### DATA EXTRACT
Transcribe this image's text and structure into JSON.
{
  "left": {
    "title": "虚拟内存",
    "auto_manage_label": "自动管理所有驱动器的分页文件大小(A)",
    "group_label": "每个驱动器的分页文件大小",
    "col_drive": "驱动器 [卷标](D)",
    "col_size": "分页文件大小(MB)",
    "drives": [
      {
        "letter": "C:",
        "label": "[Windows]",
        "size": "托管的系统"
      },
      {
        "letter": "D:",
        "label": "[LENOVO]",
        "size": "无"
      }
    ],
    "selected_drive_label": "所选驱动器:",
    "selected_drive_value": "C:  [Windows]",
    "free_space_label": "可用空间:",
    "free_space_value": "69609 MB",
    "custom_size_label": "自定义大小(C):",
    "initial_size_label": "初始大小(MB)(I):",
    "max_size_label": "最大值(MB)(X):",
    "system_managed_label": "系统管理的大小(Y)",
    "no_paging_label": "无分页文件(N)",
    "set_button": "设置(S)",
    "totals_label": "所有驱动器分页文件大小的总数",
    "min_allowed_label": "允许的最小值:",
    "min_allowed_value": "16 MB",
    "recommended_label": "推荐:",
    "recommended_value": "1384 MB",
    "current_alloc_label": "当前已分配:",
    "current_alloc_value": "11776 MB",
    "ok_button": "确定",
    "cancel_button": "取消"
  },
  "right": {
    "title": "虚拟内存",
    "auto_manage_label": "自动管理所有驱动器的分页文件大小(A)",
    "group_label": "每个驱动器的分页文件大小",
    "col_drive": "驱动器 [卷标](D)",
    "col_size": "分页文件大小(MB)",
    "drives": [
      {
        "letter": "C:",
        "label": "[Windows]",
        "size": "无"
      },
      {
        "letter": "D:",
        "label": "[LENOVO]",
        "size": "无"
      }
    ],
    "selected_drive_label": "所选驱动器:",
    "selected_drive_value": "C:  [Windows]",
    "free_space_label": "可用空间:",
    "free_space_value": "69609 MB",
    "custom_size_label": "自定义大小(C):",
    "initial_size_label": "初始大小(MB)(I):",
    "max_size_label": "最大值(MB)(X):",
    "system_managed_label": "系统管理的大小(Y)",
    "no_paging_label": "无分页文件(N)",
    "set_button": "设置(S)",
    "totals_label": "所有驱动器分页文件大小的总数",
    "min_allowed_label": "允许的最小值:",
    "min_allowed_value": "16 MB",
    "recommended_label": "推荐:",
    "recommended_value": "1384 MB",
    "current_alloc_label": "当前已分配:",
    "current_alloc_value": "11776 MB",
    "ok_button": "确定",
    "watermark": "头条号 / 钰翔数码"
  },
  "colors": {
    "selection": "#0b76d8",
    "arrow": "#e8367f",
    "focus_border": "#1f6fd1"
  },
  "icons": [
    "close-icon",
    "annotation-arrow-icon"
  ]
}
######
Each line in the material above must be retyped without alteration.

■ WRITTEN SOLUTION
Transcribe this image's text and structure into JSON.
{
  "left": {
    "title": "虚拟内存",
    "auto_manage_label": "自动管理所有驱动器的分页文件大小(A)",
    "group_label": "每个驱动器的分页文件大小",
    "col_drive": "驱动器 [卷标](D)",
    "col_size": "分页文件大小(MB)",
    "drives": [
      {
        "letter": "C:",
        "label": "[Windows]",
        "size": "托管的系统"
      },
      {
        "letter": "D:",
        "label": "[LENOVO]",
        "size": "无"
      }
    ],
    "selected_drive_label": "所选驱动器:",
    "selected_drive_value": "C:  [Windows]",
    "free_space_label": "可用空间:",
    "free_space_value": "69609 MB",
    "custom_size_label": "自定义大小(C):",
    "initial_size_label": "初始大小(MB)(I):",
    "max_size_label": "最大值(MB)(X):",
    "system_managed_label": "系统管理的大小(Y)",
    "no_paging_label": "无分页文件(N)",
    "set_button": "设置(S)",
    "totals_label": "所有驱动器分页文件大小的总数",
    "min_allowed_label": "允许的最小值:",
    "min_allowed_value": "16 MB",
    "recommended_label": "推荐:",
    "recommended_value": "1384 MB",
    "current_alloc_label": "当前已分配:",
    "current_alloc_value": "11776 MB",
    "ok_button": "确定",
    "cancel_button": "取消"
  },
  "right": {
    "title": "虚拟内存",
    "auto_manage_label": "自动管理所有驱动器的分页文件大小(A)",
    "group_label": "每个驱动器的分页文件大小",
    "col_drive": "驱动器 [卷标](D)",
    "col_size": "分页文件大小(MB)",
    "drives": [
      {
        "letter": "C:",
        "label": "[Windows]",
        "size": "无"
      },
      {
        "letter": "D:",
        "label": "[LENOVO]",
        "size": "无"
      }
    ],
    "selected_drive_label": "所选驱动器:",
    "selected_drive_value": "C:  [Windows]",
    "free_space_label": "可用空间:",
    "free_space_value": "69609 MB",
    "custom_size_label": "自定义大小(C):",
    "initial_size_label": "初始大小(MB)(I):",
    "max_size_label": "最大值(MB)(X):",
    "system_managed_label": "系统管理的大小(Y)",
    "no_paging_label": "无分页文件(N)",
    "set_button": "设置(S)",
    "totals_label": "所有驱动器分页文件大小的总数",
    "min_allowed_label": "允许的最小值:",
    "min_allowed_value": "16 MB",
    "recommended_label": "推荐:",
    "recommended_value": "1384 MB",
    "current_alloc_label": "当前已分配:",
    "current_alloc_value": "11776 MB",
    "ok_button": "确定",
    "watermark": "头条号 / 钰翔数码"
  },
  "colors": {
    "selection": "#0b76d8",
    "arrow": "#e8367f",
    "focus_border": "#1f6fd1"
  },
  "icons": [
    "close-icon",
    "annotation-arrow-icon"
  ]
}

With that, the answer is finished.